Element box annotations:
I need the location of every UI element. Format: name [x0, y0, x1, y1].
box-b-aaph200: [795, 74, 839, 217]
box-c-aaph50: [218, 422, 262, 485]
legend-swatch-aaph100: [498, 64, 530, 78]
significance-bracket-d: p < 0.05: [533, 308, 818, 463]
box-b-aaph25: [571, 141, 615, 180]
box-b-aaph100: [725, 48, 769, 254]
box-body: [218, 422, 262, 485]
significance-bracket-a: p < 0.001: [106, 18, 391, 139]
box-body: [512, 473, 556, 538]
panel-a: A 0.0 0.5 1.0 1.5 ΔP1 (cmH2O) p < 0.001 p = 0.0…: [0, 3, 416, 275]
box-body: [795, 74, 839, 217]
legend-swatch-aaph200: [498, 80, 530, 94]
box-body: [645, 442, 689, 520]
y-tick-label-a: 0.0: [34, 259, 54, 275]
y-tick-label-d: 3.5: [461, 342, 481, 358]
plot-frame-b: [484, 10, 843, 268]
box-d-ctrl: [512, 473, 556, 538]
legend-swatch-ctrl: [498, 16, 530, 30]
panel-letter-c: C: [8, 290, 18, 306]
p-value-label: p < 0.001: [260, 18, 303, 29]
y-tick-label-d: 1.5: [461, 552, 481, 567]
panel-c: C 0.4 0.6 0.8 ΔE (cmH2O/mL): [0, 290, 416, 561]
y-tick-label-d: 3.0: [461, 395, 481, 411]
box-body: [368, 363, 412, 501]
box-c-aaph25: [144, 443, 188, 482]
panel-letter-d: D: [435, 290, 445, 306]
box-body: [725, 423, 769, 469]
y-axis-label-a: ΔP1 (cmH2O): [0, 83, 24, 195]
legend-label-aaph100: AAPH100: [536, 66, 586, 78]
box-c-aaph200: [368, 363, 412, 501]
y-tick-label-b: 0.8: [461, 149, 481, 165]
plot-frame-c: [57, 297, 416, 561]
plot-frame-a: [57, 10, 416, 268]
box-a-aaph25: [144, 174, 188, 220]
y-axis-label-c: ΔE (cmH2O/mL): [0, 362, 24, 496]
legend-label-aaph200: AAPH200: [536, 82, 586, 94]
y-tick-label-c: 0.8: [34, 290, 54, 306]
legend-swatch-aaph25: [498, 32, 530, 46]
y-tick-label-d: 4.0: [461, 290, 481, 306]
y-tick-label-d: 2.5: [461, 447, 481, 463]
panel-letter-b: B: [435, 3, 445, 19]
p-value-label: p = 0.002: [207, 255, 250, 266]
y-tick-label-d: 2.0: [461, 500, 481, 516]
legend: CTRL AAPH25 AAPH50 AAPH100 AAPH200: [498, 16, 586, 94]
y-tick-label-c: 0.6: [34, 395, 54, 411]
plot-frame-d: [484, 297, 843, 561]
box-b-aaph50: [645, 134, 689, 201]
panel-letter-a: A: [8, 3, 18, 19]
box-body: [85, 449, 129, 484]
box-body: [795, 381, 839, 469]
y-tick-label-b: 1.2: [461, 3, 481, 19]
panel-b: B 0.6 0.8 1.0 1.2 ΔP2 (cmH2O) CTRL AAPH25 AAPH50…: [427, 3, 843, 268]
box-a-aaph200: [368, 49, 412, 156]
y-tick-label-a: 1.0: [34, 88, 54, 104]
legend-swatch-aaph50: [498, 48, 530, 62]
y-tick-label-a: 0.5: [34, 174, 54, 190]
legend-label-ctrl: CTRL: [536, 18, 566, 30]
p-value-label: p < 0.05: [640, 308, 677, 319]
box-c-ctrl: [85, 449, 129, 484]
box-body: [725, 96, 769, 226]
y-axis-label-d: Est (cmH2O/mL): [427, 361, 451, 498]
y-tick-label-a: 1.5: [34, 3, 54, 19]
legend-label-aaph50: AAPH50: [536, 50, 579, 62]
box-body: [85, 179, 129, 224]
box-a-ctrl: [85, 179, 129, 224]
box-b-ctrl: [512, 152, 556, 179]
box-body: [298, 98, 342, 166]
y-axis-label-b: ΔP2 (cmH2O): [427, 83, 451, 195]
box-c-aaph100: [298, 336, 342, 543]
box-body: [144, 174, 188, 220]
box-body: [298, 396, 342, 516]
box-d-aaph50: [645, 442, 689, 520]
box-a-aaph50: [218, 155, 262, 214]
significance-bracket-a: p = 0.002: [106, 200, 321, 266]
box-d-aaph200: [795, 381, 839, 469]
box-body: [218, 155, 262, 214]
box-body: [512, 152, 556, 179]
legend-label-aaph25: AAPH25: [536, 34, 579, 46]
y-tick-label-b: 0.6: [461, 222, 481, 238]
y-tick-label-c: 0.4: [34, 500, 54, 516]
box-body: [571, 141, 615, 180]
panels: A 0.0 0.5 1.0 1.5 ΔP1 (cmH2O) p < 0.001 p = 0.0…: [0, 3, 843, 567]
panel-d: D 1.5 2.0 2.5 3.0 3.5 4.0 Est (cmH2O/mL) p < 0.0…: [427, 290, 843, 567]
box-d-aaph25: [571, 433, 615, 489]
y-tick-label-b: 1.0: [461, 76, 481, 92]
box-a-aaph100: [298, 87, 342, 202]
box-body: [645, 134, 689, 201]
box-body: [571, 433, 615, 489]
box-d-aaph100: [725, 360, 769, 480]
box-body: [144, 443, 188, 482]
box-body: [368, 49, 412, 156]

Stated goal: Retype every line of the listing above word for word, with nothing changed or left out.

Solution for this exercise:
I need the location of every UI element. Format: name [x0, y0, x1, y1].
box-b-aaph200: [795, 74, 839, 217]
box-c-aaph50: [218, 422, 262, 485]
legend-swatch-aaph100: [498, 64, 530, 78]
significance-bracket-d: p < 0.05: [533, 308, 818, 463]
box-b-aaph25: [571, 141, 615, 180]
box-b-aaph100: [725, 48, 769, 254]
box-body: [218, 422, 262, 485]
significance-bracket-a: p < 0.001: [106, 18, 391, 139]
box-body: [512, 473, 556, 538]
panel-a: A 0.0 0.5 1.0 1.5 ΔP1 (cmH2O) p < 0.001 p = 0.0…: [0, 3, 416, 275]
box-body: [795, 74, 839, 217]
legend-swatch-aaph200: [498, 80, 530, 94]
box-body: [645, 442, 689, 520]
y-tick-label-a: 0.0: [34, 259, 54, 275]
y-tick-label-d: 3.5: [461, 342, 481, 358]
plot-frame-b: [484, 10, 843, 268]
box-d-ctrl: [512, 473, 556, 538]
legend-swatch-ctrl: [498, 16, 530, 30]
panel-letter-c: C: [8, 290, 18, 306]
p-value-label: p < 0.001: [260, 18, 303, 29]
y-tick-label-d: 1.5: [461, 552, 481, 567]
panel-c: C 0.4 0.6 0.8 ΔE (cmH2O/mL): [0, 290, 416, 561]
y-tick-label-d: 3.0: [461, 395, 481, 411]
box-body: [368, 363, 412, 501]
box-c-aaph25: [144, 443, 188, 482]
panel-letter-d: D: [435, 290, 445, 306]
box-body: [725, 423, 769, 469]
y-axis-label-a: ΔP1 (cmH2O): [0, 83, 24, 195]
legend-label-aaph100: AAPH100: [536, 66, 586, 78]
box-c-aaph200: [368, 363, 412, 501]
y-tick-label-b: 0.8: [461, 149, 481, 165]
plot-frame-c: [57, 297, 416, 561]
plot-frame-a: [57, 10, 416, 268]
box-a-aaph25: [144, 174, 188, 220]
y-axis-label-c: ΔE (cmH2O/mL): [0, 362, 24, 496]
legend-label-aaph200: AAPH200: [536, 82, 586, 94]
y-tick-label-c: 0.8: [34, 290, 54, 306]
legend-swatch-aaph25: [498, 32, 530, 46]
y-tick-label-d: 4.0: [461, 290, 481, 306]
y-tick-label-d: 2.5: [461, 447, 481, 463]
panel-letter-b: B: [435, 3, 445, 19]
p-value-label: p = 0.002: [207, 255, 250, 266]
y-tick-label-d: 2.0: [461, 500, 481, 516]
legend: CTRL AAPH25 AAPH50 AAPH100 AAPH200: [498, 16, 586, 94]
y-tick-label-c: 0.6: [34, 395, 54, 411]
plot-frame-d: [484, 297, 843, 561]
box-b-aaph50: [645, 134, 689, 201]
panel-letter-a: A: [8, 3, 18, 19]
box-body: [85, 449, 129, 484]
box-body: [795, 381, 839, 469]
y-tick-label-b: 1.2: [461, 3, 481, 19]
panel-b: B 0.6 0.8 1.0 1.2 ΔP2 (cmH2O) CTRL AAPH25 AAPH50…: [427, 3, 843, 268]
box-a-aaph200: [368, 49, 412, 156]
y-tick-label-a: 1.0: [34, 88, 54, 104]
legend-swatch-aaph50: [498, 48, 530, 62]
y-tick-label-a: 0.5: [34, 174, 54, 190]
legend-label-ctrl: CTRL: [536, 18, 566, 30]
p-value-label: p < 0.05: [640, 308, 677, 319]
box-c-ctrl: [85, 449, 129, 484]
box-body: [725, 96, 769, 226]
y-axis-label-d: Est (cmH2O/mL): [427, 361, 451, 498]
y-tick-label-a: 1.5: [34, 3, 54, 19]
legend-label-aaph50: AAPH50: [536, 50, 579, 62]
box-body: [85, 179, 129, 224]
box-a-ctrl: [85, 179, 129, 224]
box-b-ctrl: [512, 152, 556, 179]
box-body: [298, 98, 342, 166]
y-axis-label-b: ΔP2 (cmH2O): [427, 83, 451, 195]
box-c-aaph100: [298, 336, 342, 543]
box-body: [144, 174, 188, 220]
box-body: [298, 396, 342, 516]
box-d-aaph50: [645, 442, 689, 520]
box-a-aaph50: [218, 155, 262, 214]
significance-bracket-a: p = 0.002: [106, 200, 321, 266]
box-d-aaph200: [795, 381, 839, 469]
box-body: [218, 155, 262, 214]
box-body: [512, 152, 556, 179]
legend-label-aaph25: AAPH25: [536, 34, 579, 46]
y-tick-label-b: 0.6: [461, 222, 481, 238]
y-tick-label-c: 0.4: [34, 500, 54, 516]
box-body: [571, 141, 615, 180]
panels: A 0.0 0.5 1.0 1.5 ΔP1 (cmH2O) p < 0.001 p = 0.0…: [0, 3, 843, 567]
panel-d: D 1.5 2.0 2.5 3.0 3.5 4.0 Est (cmH2O/mL) p < 0.0…: [427, 290, 843, 567]
box-d-aaph25: [571, 433, 615, 489]
y-tick-label-b: 1.0: [461, 76, 481, 92]
box-a-aaph100: [298, 87, 342, 202]
box-body: [645, 134, 689, 201]
box-body: [571, 433, 615, 489]
box-d-aaph100: [725, 360, 769, 480]
box-body: [144, 443, 188, 482]
box-body: [368, 49, 412, 156]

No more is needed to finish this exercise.